#### Exercise objective:
The entries below should be output exactly as written.
[Start]
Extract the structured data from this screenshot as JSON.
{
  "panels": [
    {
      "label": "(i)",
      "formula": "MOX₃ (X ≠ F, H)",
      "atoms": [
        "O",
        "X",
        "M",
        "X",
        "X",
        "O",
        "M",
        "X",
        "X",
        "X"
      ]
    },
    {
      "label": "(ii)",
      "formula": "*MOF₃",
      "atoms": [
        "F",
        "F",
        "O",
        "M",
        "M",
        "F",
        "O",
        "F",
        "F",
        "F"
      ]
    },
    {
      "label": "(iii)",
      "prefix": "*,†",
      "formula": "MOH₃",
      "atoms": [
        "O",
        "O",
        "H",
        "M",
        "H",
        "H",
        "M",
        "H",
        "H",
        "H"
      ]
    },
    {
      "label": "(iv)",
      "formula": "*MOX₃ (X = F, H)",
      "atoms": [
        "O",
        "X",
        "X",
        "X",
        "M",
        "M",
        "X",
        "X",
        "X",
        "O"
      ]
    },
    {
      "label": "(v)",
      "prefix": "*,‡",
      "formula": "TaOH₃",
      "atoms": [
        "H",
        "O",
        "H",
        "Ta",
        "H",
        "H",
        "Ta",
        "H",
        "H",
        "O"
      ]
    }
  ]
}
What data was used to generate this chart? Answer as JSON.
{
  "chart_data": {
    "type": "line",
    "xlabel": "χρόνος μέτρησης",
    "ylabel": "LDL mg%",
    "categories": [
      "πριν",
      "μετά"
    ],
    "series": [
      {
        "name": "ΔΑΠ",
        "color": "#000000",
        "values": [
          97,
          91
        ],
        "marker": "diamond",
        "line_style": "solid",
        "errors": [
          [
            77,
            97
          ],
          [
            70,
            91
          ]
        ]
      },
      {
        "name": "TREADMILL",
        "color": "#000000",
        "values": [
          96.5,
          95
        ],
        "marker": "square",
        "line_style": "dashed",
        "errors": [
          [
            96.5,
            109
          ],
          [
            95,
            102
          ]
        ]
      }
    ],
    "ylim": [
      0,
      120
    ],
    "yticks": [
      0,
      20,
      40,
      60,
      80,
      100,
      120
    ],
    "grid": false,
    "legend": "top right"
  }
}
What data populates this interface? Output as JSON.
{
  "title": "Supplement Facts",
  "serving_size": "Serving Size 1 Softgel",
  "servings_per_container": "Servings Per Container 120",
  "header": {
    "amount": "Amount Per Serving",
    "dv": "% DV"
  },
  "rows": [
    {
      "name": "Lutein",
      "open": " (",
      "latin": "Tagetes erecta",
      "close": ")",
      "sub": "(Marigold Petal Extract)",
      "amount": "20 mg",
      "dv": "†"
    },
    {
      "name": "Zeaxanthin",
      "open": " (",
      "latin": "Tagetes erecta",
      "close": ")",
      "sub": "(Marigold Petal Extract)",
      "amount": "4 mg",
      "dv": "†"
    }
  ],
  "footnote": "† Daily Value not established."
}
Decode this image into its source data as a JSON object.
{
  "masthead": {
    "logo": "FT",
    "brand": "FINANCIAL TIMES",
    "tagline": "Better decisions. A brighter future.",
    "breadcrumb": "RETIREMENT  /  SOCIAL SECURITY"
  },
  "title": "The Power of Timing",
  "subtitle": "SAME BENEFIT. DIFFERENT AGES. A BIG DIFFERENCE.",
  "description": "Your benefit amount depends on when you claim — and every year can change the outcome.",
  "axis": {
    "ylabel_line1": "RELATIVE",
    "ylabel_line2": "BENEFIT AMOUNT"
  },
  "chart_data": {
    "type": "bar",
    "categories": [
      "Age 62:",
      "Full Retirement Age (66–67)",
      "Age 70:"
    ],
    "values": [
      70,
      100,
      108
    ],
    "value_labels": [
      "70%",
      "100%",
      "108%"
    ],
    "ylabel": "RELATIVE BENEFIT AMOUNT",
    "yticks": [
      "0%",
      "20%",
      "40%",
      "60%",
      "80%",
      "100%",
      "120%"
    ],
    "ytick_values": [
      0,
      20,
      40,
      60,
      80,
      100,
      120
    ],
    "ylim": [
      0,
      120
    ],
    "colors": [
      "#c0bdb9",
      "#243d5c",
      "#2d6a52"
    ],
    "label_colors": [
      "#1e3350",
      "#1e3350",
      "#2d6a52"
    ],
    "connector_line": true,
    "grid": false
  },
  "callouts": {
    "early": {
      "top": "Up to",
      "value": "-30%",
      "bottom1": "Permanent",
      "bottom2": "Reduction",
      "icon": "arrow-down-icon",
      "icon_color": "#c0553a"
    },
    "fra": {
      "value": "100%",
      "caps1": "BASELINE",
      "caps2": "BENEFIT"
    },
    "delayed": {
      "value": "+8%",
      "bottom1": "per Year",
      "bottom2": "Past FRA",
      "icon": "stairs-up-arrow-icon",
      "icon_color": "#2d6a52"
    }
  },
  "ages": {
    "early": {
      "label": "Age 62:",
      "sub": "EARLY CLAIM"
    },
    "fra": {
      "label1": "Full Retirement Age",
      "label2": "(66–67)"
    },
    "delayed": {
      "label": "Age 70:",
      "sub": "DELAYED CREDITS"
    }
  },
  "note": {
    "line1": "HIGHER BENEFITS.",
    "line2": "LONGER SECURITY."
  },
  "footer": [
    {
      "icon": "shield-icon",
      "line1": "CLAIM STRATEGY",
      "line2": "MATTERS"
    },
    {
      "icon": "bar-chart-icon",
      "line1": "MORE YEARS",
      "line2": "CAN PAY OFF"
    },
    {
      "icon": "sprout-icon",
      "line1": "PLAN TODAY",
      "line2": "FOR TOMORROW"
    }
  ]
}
[End]
#### Exercise result:
Extract the structured data from this screenshot as JSON.
{
  "panels": [
    {
      "label": "(i)",
      "formula": "MOX₃ (X ≠ F, H)",
      "atoms": [
        "O",
        "X",
        "M",
        "X",
        "X",
        "O",
        "M",
        "X",
        "X",
        "X"
      ]
    },
    {
      "label": "(ii)",
      "formula": "*MOF₃",
      "atoms": [
        "F",
        "F",
        "O",
        "M",
        "M",
        "F",
        "O",
        "F",
        "F",
        "F"
      ]
    },
    {
      "label": "(iii)",
      "prefix": "*,†",
      "formula": "MOH₃",
      "atoms": [
        "O",
        "O",
        "H",
        "M",
        "H",
        "H",
        "M",
        "H",
        "H",
        "H"
      ]
    },
    {
      "label": "(iv)",
      "formula": "*MOX₃ (X = F, H)",
      "atoms": [
        "O",
        "X",
        "X",
        "X",
        "M",
        "M",
        "X",
        "X",
        "X",
        "O"
      ]
    },
    {
      "label": "(v)",
      "prefix": "*,‡",
      "formula": "TaOH₃",
      "atoms": [
        "H",
        "O",
        "H",
        "Ta",
        "H",
        "H",
        "Ta",
        "H",
        "H",
        "O"
      ]
    }
  ]
}
What data was used to generate this chart? Answer as JSON.
{
  "chart_data": {
    "type": "line",
    "xlabel": "χρόνος μέτρησης",
    "ylabel": "LDL mg%",
    "categories": [
      "πριν",
      "μετά"
    ],
    "series": [
      {
        "name": "ΔΑΠ",
        "color": "#000000",
        "values": [
          97,
          91
        ],
        "marker": "diamond",
        "line_style": "solid",
        "errors": [
          [
            77,
            97
          ],
          [
            70,
            91
          ]
        ]
      },
      {
        "name": "TREADMILL",
        "color": "#000000",
        "values": [
          96.5,
          95
        ],
        "marker": "square",
        "line_style": "dashed",
        "errors": [
          [
            96.5,
            109
          ],
          [
            95,
            102
          ]
        ]
      }
    ],
    "ylim": [
      0,
      120
    ],
    "yticks": [
      0,
      20,
      40,
      60,
      80,
      100,
      120
    ],
    "grid": false,
    "legend": "top right"
  }
}
What data populates this interface? Output as JSON.
{
  "title": "Supplement Facts",
  "serving_size": "Serving Size 1 Softgel",
  "servings_per_container": "Servings Per Container 120",
  "header": {
    "amount": "Amount Per Serving",
    "dv": "% DV"
  },
  "rows": [
    {
      "name": "Lutein",
      "open": " (",
      "latin": "Tagetes erecta",
      "close": ")",
      "sub": "(Marigold Petal Extract)",
      "amount": "20 mg",
      "dv": "†"
    },
    {
      "name": "Zeaxanthin",
      "open": " (",
      "latin": "Tagetes erecta",
      "close": ")",
      "sub": "(Marigold Petal Extract)",
      "amount": "4 mg",
      "dv": "†"
    }
  ],
  "footnote": "† Daily Value not established."
}
Decode this image into its source data as a JSON object.
{
  "masthead": {
    "logo": "FT",
    "brand": "FINANCIAL TIMES",
    "tagline": "Better decisions. A brighter future.",
    "breadcrumb": "RETIREMENT  /  SOCIAL SECURITY"
  },
  "title": "The Power of Timing",
  "subtitle": "SAME BENEFIT. DIFFERENT AGES. A BIG DIFFERENCE.",
  "description": "Your benefit amount depends on when you claim — and every year can change the outcome.",
  "axis": {
    "ylabel_line1": "RELATIVE",
    "ylabel_line2": "BENEFIT AMOUNT"
  },
  "chart_data": {
    "type": "bar",
    "categories": [
      "Age 62:",
      "Full Retirement Age (66–67)",
      "Age 70:"
    ],
    "values": [
      70,
      100,
      108
    ],
    "value_labels": [
      "70%",
      "100%",
      "108%"
    ],
    "ylabel": "RELATIVE BENEFIT AMOUNT",
    "yticks": [
      "0%",
      "20%",
      "40%",
      "60%",
      "80%",
      "100%",
      "120%"
    ],
    "ytick_values": [
      0,
      20,
      40,
      60,
      80,
      100,
      120
    ],
    "ylim": [
      0,
      120
    ],
    "colors": [
      "#c0bdb9",
      "#243d5c",
      "#2d6a52"
    ],
    "label_colors": [
      "#1e3350",
      "#1e3350",
      "#2d6a52"
    ],
    "connector_line": true,
    "grid": false
  },
  "callouts": {
    "early": {
      "top": "Up to",
      "value": "-30%",
      "bottom1": "Permanent",
      "bottom2": "Reduction",
      "icon": "arrow-down-icon",
      "icon_color": "#c0553a"
    },
    "fra": {
      "value": "100%",
      "caps1": "BASELINE",
      "caps2": "BENEFIT"
    },
    "delayed": {
      "value": "+8%",
      "bottom1": "per Year",
      "bottom2": "Past FRA",
      "icon": "stairs-up-arrow-icon",
      "icon_color": "#2d6a52"
    }
  },
  "ages": {
    "early": {
      "label": "Age 62:",
      "sub": "EARLY CLAIM"
    },
    "fra": {
      "label1": "Full Retirement Age",
      "label2": "(66–67)"
    },
    "delayed": {
      "label": "Age 70:",
      "sub": "DELAYED CREDITS"
    }
  },
  "note": {
    "line1": "HIGHER BENEFITS.",
    "line2": "LONGER SECURITY."
  },
  "footer": [
    {
      "icon": "shield-icon",
      "line1": "CLAIM STRATEGY",
      "line2": "MATTERS"
    },
    {
      "icon": "bar-chart-icon",
      "line1": "MORE YEARS",
      "line2": "CAN PAY OFF"
    },
    {
      "icon": "sprout-icon",
      "line1": "PLAN TODAY",
      "line2": "FOR TOMORROW"
    }
  ]
}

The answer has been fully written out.